### STORED RECORDS

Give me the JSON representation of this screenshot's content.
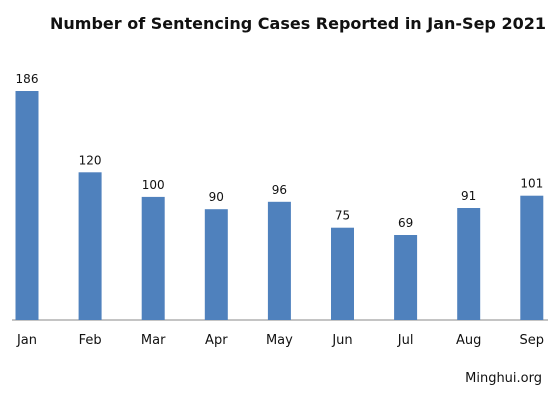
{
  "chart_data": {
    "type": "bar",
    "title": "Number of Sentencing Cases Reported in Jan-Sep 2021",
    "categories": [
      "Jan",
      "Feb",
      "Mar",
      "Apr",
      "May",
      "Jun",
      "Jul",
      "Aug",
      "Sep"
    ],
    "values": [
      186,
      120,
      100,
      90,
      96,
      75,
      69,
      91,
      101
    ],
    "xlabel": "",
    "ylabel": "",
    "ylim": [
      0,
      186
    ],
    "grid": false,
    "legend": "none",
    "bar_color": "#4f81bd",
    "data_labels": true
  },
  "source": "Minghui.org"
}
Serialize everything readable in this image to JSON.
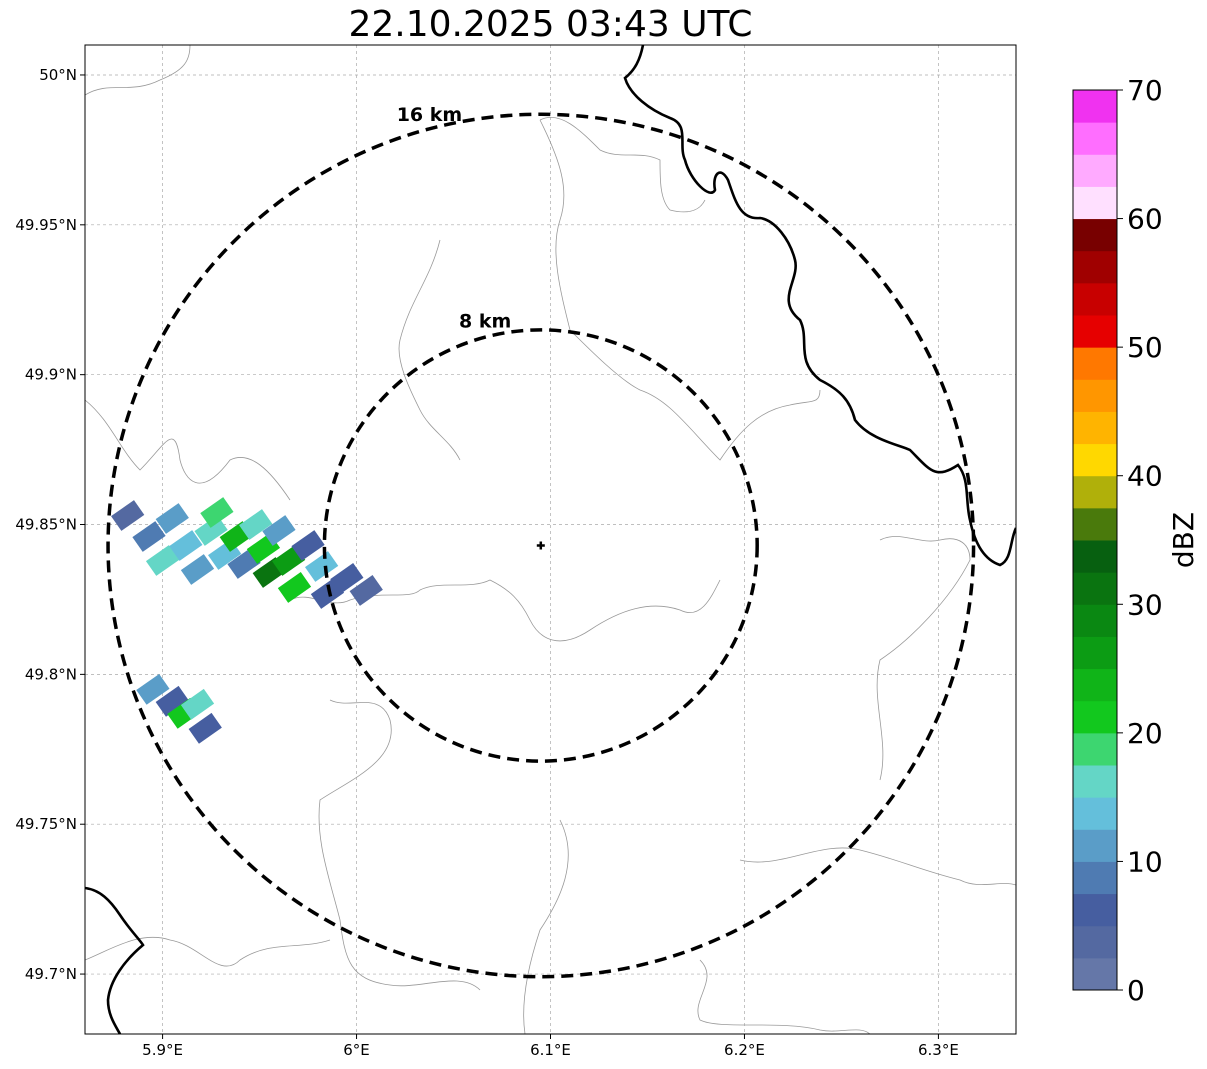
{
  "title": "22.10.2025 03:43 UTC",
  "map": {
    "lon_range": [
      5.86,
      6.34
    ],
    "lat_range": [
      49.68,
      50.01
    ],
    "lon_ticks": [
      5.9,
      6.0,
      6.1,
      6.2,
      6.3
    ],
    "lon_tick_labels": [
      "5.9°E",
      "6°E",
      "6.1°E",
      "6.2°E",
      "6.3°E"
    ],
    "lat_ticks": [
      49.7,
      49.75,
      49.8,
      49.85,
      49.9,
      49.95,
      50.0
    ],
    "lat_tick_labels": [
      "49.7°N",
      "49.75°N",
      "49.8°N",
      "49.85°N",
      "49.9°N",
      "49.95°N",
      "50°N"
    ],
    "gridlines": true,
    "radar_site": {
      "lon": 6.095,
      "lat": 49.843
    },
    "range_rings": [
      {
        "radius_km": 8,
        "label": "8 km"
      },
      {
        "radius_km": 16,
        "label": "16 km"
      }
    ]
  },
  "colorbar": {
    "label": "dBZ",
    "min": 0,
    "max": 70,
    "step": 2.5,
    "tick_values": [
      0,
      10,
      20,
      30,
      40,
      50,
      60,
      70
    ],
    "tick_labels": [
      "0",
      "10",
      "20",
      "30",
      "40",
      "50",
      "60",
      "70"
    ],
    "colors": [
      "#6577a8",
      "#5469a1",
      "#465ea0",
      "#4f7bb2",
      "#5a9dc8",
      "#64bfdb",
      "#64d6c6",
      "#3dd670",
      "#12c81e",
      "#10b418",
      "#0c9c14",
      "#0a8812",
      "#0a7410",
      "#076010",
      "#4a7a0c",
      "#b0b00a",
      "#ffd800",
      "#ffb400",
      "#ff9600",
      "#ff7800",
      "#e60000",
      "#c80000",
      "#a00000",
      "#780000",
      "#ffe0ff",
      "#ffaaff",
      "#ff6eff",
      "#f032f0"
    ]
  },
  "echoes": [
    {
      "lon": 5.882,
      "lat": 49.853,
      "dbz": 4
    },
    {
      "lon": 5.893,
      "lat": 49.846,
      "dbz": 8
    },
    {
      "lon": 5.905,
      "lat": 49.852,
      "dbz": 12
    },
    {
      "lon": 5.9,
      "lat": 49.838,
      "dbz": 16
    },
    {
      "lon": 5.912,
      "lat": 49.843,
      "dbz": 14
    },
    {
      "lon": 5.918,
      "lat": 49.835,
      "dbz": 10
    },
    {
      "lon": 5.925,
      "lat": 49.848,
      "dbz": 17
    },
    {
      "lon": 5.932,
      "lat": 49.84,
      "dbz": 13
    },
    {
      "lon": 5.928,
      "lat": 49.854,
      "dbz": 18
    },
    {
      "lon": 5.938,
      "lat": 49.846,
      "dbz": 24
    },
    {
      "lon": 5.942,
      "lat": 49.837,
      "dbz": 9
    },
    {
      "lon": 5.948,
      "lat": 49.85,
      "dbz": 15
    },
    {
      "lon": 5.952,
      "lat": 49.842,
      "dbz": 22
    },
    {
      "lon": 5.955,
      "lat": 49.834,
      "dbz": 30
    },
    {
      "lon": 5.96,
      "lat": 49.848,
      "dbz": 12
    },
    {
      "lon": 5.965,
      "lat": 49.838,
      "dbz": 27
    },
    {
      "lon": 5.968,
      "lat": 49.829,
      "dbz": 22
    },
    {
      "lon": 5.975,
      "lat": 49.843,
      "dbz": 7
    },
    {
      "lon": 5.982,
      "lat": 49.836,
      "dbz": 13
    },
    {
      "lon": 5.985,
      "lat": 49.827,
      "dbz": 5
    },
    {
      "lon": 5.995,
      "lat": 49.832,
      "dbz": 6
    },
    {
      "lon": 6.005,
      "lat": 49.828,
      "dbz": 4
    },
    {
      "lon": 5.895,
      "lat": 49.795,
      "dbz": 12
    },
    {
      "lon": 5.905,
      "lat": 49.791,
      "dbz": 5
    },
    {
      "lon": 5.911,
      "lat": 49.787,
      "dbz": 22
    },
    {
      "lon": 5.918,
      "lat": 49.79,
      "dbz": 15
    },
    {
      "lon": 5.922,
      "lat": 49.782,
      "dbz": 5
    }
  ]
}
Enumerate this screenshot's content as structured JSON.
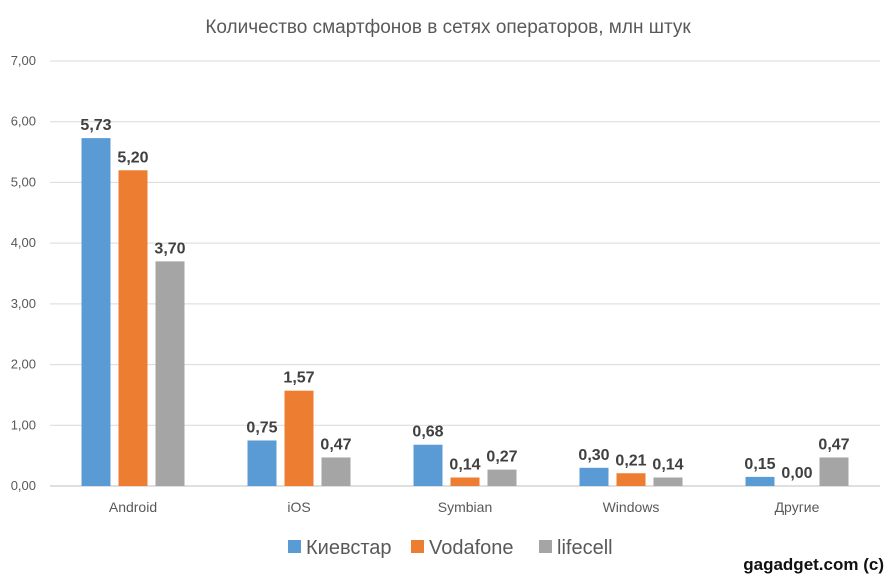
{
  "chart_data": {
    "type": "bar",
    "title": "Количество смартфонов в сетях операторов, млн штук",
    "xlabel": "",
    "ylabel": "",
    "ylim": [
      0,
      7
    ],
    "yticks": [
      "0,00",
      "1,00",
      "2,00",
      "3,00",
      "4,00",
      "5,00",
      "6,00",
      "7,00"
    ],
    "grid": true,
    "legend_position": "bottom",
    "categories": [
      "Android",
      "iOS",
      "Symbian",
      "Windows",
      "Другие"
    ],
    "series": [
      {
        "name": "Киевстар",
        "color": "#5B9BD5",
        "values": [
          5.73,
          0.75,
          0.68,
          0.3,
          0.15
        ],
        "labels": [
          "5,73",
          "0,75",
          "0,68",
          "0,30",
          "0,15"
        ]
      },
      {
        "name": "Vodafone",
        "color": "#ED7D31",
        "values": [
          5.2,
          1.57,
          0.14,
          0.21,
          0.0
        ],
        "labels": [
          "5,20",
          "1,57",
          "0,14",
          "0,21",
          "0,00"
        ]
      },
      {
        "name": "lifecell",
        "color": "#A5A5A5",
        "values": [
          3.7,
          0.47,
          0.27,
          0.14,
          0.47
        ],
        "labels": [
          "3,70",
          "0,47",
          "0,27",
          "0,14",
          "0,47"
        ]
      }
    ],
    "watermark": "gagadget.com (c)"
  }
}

### TO DO
Output the material word for word, omitting its pictures.

### EXERCISE ANSWER
Give me the JSON representation of this screenshot's content.
{
  "chart_data": {
    "type": "bar",
    "title": "Number of Sentencing Cases Reported in Jan-Sep 2021",
    "categories": [
      "Jan",
      "Feb",
      "Mar",
      "Apr",
      "May",
      "Jun",
      "Jul",
      "Aug",
      "Sep"
    ],
    "values": [
      186,
      120,
      100,
      90,
      96,
      75,
      69,
      91,
      101
    ],
    "xlabel": "",
    "ylabel": "",
    "ylim": [
      0,
      186
    ],
    "grid": false,
    "legend": "none",
    "bar_color": "#4f81bd",
    "data_labels": true
  },
  "source": "Minghui.org"
}
Serialize everything readable in this image to JSON.
{
  "title": "22.10.2025 03:43 UTC",
  "map": {
    "lon_range": [
      5.86,
      6.34
    ],
    "lat_range": [
      49.68,
      50.01
    ],
    "lon_ticks": [
      5.9,
      6.0,
      6.1,
      6.2,
      6.3
    ],
    "lon_tick_labels": [
      "5.9°E",
      "6°E",
      "6.1°E",
      "6.2°E",
      "6.3°E"
    ],
    "lat_ticks": [
      49.7,
      49.75,
      49.8,
      49.85,
      49.9,
      49.95,
      50.0
    ],
    "lat_tick_labels": [
      "49.7°N",
      "49.75°N",
      "49.8°N",
      "49.85°N",
      "49.9°N",
      "49.95°N",
      "50°N"
    ],
    "gridlines": true,
    "radar_site": {
      "lon": 6.095,
      "lat": 49.843
    },
    "range_rings": [
      {
        "radius_km": 8,
        "label": "8 km"
      },
      {
        "radius_km": 16,
        "label": "16 km"
      }
    ]
  },
  "colorbar": {
    "label": "dBZ",
    "min": 0,
    "max": 70,
    "step": 2.5,
    "tick_values": [
      0,
      10,
      20,
      30,
      40,
      50,
      60,
      70
    ],
    "tick_labels": [
      "0",
      "10",
      "20",
      "30",
      "40",
      "50",
      "60",
      "70"
    ],
    "colors": [
      "#6577a8",
      "#5469a1",
      "#465ea0",
      "#4f7bb2",
      "#5a9dc8",
      "#64bfdb",
      "#64d6c6",
      "#3dd670",
      "#12c81e",
      "#10b418",
      "#0c9c14",
      "#0a8812",
      "#0a7410",
      "#076010",
      "#4a7a0c",
      "#b0b00a",
      "#ffd800",
      "#ffb400",
      "#ff9600",
      "#ff7800",
      "#e60000",
      "#c80000",
      "#a00000",
      "#780000",
      "#ffe0ff",
      "#ffaaff",
      "#ff6eff",
      "#f032f0"
    ]
  },
  "echoes": [
    {
      "lon": 5.882,
      "lat": 49.853,
      "dbz": 4
    },
    {
      "lon": 5.893,
      "lat": 49.846,
      "dbz": 8
    },
    {
      "lon": 5.905,
      "lat": 49.852,
      "dbz": 12
    },
    {
      "lon": 5.9,
      "lat": 49.838,
      "dbz": 16
    },
    {
      "lon": 5.912,
      "lat": 49.843,
      "dbz": 14
    },
    {
      "lon": 5.918,
      "lat": 49.835,
      "dbz": 10
    },
    {
      "lon": 5.925,
      "lat": 49.848,
      "dbz": 17
    },
    {
      "lon": 5.932,
      "lat": 49.84,
      "dbz": 13
    },
    {
      "lon": 5.928,
      "lat": 49.854,
      "dbz": 18
    },
    {
      "lon": 5.938,
      "lat": 49.846,
      "dbz": 24
    },
    {
      "lon": 5.942,
      "lat": 49.837,
      "dbz": 9
    },
    {
      "lon": 5.948,
      "lat": 49.85,
      "dbz": 15
    },
    {
      "lon": 5.952,
      "lat": 49.842,
      "dbz": 22
    },
    {
      "lon": 5.955,
      "lat": 49.834,
      "dbz": 30
    },
    {
      "lon": 5.96,
      "lat": 49.848,
      "dbz": 12
    },
    {
      "lon": 5.965,
      "lat": 49.838,
      "dbz": 27
    },
    {
      "lon": 5.968,
      "lat": 49.829,
      "dbz": 22
    },
    {
      "lon": 5.975,
      "lat": 49.843,
      "dbz": 7
    },
    {
      "lon": 5.982,
      "lat": 49.836,
      "dbz": 13
    },
    {
      "lon": 5.985,
      "lat": 49.827,
      "dbz": 5
    },
    {
      "lon": 5.995,
      "lat": 49.832,
      "dbz": 6
    },
    {
      "lon": 6.005,
      "lat": 49.828,
      "dbz": 4
    },
    {
      "lon": 5.895,
      "lat": 49.795,
      "dbz": 12
    },
    {
      "lon": 5.905,
      "lat": 49.791,
      "dbz": 5
    },
    {
      "lon": 5.911,
      "lat": 49.787,
      "dbz": 22
    },
    {
      "lon": 5.918,
      "lat": 49.79,
      "dbz": 15
    },
    {
      "lon": 5.922,
      "lat": 49.782,
      "dbz": 5
    }
  ]
}
Enumerate this screenshot's content as structured JSON.
{
  "chart_data": {
    "type": "bar",
    "title": "Количество смартфонов в сетях операторов, млн штук",
    "xlabel": "",
    "ylabel": "",
    "ylim": [
      0,
      7
    ],
    "yticks": [
      "0,00",
      "1,00",
      "2,00",
      "3,00",
      "4,00",
      "5,00",
      "6,00",
      "7,00"
    ],
    "grid": true,
    "legend_position": "bottom",
    "categories": [
      "Android",
      "iOS",
      "Symbian",
      "Windows",
      "Другие"
    ],
    "series": [
      {
        "name": "Киевстар",
        "color": "#5B9BD5",
        "values": [
          5.73,
          0.75,
          0.68,
          0.3,
          0.15
        ],
        "labels": [
          "5,73",
          "0,75",
          "0,68",
          "0,30",
          "0,15"
        ]
      },
      {
        "name": "Vodafone",
        "color": "#ED7D31",
        "values": [
          5.2,
          1.57,
          0.14,
          0.21,
          0.0
        ],
        "labels": [
          "5,20",
          "1,57",
          "0,14",
          "0,21",
          "0,00"
        ]
      },
      {
        "name": "lifecell",
        "color": "#A5A5A5",
        "values": [
          3.7,
          0.47,
          0.27,
          0.14,
          0.47
        ],
        "labels": [
          "3,70",
          "0,47",
          "0,27",
          "0,14",
          "0,47"
        ]
      }
    ],
    "watermark": "gagadget.com (c)"
  }
}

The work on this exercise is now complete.